**SHORT PROBLEM**
Copy every line of the records below, leaving each one unchanged.

* BEGIN DATA SHOWN *

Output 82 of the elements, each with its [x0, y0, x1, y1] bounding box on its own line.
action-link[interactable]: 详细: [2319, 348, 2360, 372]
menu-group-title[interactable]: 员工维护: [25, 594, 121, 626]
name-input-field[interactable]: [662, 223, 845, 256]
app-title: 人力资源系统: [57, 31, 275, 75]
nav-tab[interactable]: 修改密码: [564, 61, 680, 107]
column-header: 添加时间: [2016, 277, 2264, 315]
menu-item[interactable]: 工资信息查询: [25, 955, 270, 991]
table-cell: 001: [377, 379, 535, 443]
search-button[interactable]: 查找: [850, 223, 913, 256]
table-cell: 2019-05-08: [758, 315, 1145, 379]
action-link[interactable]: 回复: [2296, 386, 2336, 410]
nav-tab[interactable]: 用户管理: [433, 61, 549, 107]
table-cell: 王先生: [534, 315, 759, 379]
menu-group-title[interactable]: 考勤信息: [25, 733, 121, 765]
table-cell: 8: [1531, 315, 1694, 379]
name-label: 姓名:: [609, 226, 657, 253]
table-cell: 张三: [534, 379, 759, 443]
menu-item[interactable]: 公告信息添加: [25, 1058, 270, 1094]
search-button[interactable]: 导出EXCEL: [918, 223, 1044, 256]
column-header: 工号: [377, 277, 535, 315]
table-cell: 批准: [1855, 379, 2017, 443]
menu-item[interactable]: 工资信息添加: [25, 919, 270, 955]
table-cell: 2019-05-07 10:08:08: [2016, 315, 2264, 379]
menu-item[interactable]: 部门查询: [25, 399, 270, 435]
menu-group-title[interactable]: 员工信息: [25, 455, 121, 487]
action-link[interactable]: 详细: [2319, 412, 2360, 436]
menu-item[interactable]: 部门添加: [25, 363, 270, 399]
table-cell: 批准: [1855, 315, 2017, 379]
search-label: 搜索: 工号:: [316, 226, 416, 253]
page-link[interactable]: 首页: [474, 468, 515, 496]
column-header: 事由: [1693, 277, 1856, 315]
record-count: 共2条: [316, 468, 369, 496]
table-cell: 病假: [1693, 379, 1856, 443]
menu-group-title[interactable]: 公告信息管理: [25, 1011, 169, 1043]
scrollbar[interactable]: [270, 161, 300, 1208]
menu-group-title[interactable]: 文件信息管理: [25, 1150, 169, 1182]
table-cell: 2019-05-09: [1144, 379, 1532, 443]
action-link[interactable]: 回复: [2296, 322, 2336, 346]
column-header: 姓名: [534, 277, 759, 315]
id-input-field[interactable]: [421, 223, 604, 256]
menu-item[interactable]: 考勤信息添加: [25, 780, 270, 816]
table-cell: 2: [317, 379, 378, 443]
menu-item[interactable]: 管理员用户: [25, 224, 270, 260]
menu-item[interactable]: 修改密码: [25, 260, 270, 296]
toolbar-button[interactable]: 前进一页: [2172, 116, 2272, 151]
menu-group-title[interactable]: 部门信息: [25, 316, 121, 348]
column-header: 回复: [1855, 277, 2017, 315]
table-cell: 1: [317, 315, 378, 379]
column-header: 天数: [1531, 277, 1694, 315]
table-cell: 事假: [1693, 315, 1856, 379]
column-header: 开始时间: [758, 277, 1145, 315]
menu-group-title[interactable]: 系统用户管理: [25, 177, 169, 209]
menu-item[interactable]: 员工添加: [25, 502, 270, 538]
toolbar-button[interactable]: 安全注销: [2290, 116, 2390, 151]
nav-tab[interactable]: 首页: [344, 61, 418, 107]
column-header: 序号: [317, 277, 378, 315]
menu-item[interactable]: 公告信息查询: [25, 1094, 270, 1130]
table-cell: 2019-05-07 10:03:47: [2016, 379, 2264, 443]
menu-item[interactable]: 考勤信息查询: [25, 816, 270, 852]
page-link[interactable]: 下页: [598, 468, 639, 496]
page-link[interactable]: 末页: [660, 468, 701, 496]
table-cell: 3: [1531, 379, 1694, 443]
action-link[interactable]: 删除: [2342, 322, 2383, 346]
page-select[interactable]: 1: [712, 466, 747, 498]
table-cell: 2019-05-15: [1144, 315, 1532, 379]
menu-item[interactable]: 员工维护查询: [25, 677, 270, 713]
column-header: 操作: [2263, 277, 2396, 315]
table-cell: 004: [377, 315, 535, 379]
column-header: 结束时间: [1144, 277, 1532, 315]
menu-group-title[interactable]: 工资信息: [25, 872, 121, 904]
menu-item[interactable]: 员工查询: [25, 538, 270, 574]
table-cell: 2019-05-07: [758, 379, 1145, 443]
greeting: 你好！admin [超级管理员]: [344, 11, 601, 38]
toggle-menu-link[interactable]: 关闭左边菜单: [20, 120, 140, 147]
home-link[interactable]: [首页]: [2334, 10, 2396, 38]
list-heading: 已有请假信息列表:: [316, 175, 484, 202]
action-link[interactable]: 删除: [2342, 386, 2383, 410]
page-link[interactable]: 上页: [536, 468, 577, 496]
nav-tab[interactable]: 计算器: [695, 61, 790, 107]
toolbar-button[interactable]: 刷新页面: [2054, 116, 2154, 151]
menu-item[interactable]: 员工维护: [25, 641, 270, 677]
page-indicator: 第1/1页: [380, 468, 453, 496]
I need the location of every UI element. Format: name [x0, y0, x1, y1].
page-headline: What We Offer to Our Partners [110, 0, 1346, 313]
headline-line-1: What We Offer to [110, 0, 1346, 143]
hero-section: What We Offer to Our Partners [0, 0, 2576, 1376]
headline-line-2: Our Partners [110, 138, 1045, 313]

* END DATA SHOWN *

**ANSWER IN FULL**
Output 82 of the elements, each with its [x0, y0, x1, y1] bounding box on its own line.
action-link[interactable]: 详细: [2319, 348, 2360, 372]
menu-group-title[interactable]: 员工维护: [25, 594, 121, 626]
name-input-field[interactable]: [662, 223, 845, 256]
app-title: 人力资源系统: [57, 31, 275, 75]
nav-tab[interactable]: 修改密码: [564, 61, 680, 107]
column-header: 添加时间: [2016, 277, 2264, 315]
menu-item[interactable]: 工资信息查询: [25, 955, 270, 991]
table-cell: 001: [377, 379, 535, 443]
search-button[interactable]: 查找: [850, 223, 913, 256]
table-cell: 2019-05-08: [758, 315, 1145, 379]
action-link[interactable]: 回复: [2296, 386, 2336, 410]
nav-tab[interactable]: 用户管理: [433, 61, 549, 107]
table-cell: 王先生: [534, 315, 759, 379]
menu-group-title[interactable]: 考勤信息: [25, 733, 121, 765]
table-cell: 8: [1531, 315, 1694, 379]
name-label: 姓名:: [609, 226, 657, 253]
table-cell: 张三: [534, 379, 759, 443]
menu-item[interactable]: 公告信息添加: [25, 1058, 270, 1094]
search-button[interactable]: 导出EXCEL: [918, 223, 1044, 256]
column-header: 工号: [377, 277, 535, 315]
table-cell: 批准: [1855, 379, 2017, 443]
menu-item[interactable]: 工资信息添加: [25, 919, 270, 955]
table-cell: 2019-05-07 10:08:08: [2016, 315, 2264, 379]
menu-item[interactable]: 部门查询: [25, 399, 270, 435]
menu-group-title[interactable]: 员工信息: [25, 455, 121, 487]
action-link[interactable]: 详细: [2319, 412, 2360, 436]
menu-item[interactable]: 部门添加: [25, 363, 270, 399]
table-cell: 批准: [1855, 315, 2017, 379]
search-label: 搜索: 工号:: [316, 226, 416, 253]
page-link[interactable]: 首页: [474, 468, 515, 496]
column-header: 事由: [1693, 277, 1856, 315]
record-count: 共2条: [316, 468, 369, 496]
table-cell: 病假: [1693, 379, 1856, 443]
menu-group-title[interactable]: 公告信息管理: [25, 1011, 169, 1043]
scrollbar[interactable]: [270, 161, 300, 1208]
menu-group-title[interactable]: 文件信息管理: [25, 1150, 169, 1182]
table-cell: 2019-05-09: [1144, 379, 1532, 443]
action-link[interactable]: 回复: [2296, 322, 2336, 346]
column-header: 姓名: [534, 277, 759, 315]
id-input-field[interactable]: [421, 223, 604, 256]
menu-item[interactable]: 考勤信息添加: [25, 780, 270, 816]
table-cell: 2: [317, 379, 378, 443]
menu-item[interactable]: 管理员用户: [25, 224, 270, 260]
menu-item[interactable]: 修改密码: [25, 260, 270, 296]
toolbar-button[interactable]: 前进一页: [2172, 116, 2272, 151]
menu-group-title[interactable]: 部门信息: [25, 316, 121, 348]
column-header: 回复: [1855, 277, 2017, 315]
table-cell: 1: [317, 315, 378, 379]
column-header: 天数: [1531, 277, 1694, 315]
table-cell: 事假: [1693, 315, 1856, 379]
column-header: 开始时间: [758, 277, 1145, 315]
menu-group-title[interactable]: 系统用户管理: [25, 177, 169, 209]
menu-item[interactable]: 员工添加: [25, 502, 270, 538]
toolbar-button[interactable]: 安全注销: [2290, 116, 2390, 151]
nav-tab[interactable]: 首页: [344, 61, 418, 107]
column-header: 序号: [317, 277, 378, 315]
menu-item[interactable]: 公告信息查询: [25, 1094, 270, 1130]
table-cell: 2019-05-07 10:03:47: [2016, 379, 2264, 443]
menu-item[interactable]: 考勤信息查询: [25, 816, 270, 852]
page-link[interactable]: 下页: [598, 468, 639, 496]
page-link[interactable]: 末页: [660, 468, 701, 496]
table-cell: 3: [1531, 379, 1694, 443]
action-link[interactable]: 删除: [2342, 322, 2383, 346]
page-select[interactable]: 1: [712, 466, 747, 498]
table-cell: 2019-05-15: [1144, 315, 1532, 379]
menu-item[interactable]: 员工维护查询: [25, 677, 270, 713]
column-header: 操作: [2263, 277, 2396, 315]
table-cell: 004: [377, 315, 535, 379]
column-header: 结束时间: [1144, 277, 1532, 315]
menu-group-title[interactable]: 工资信息: [25, 872, 121, 904]
menu-item[interactable]: 员工查询: [25, 538, 270, 574]
table-cell: 2019-05-07: [758, 379, 1145, 443]
greeting: 你好！admin [超级管理员]: [344, 11, 601, 38]
toggle-menu-link[interactable]: 关闭左边菜单: [20, 120, 140, 147]
home-link[interactable]: [首页]: [2334, 10, 2396, 38]
list-heading: 已有请假信息列表:: [316, 175, 484, 202]
action-link[interactable]: 删除: [2342, 386, 2383, 410]
page-link[interactable]: 上页: [536, 468, 577, 496]
nav-tab[interactable]: 计算器: [695, 61, 790, 107]
toolbar-button[interactable]: 刷新页面: [2054, 116, 2154, 151]
menu-item[interactable]: 员工维护: [25, 641, 270, 677]
page-indicator: 第1/1页: [380, 468, 453, 496]
I need the location of every UI element. Format: name [x0, y0, x1, y1].
page-headline: What We Offer to Our Partners [110, 0, 1346, 313]
headline-line-1: What We Offer to [110, 0, 1346, 143]
hero-section: What We Offer to Our Partners [0, 0, 2576, 1376]
headline-line-2: Our Partners [110, 138, 1045, 313]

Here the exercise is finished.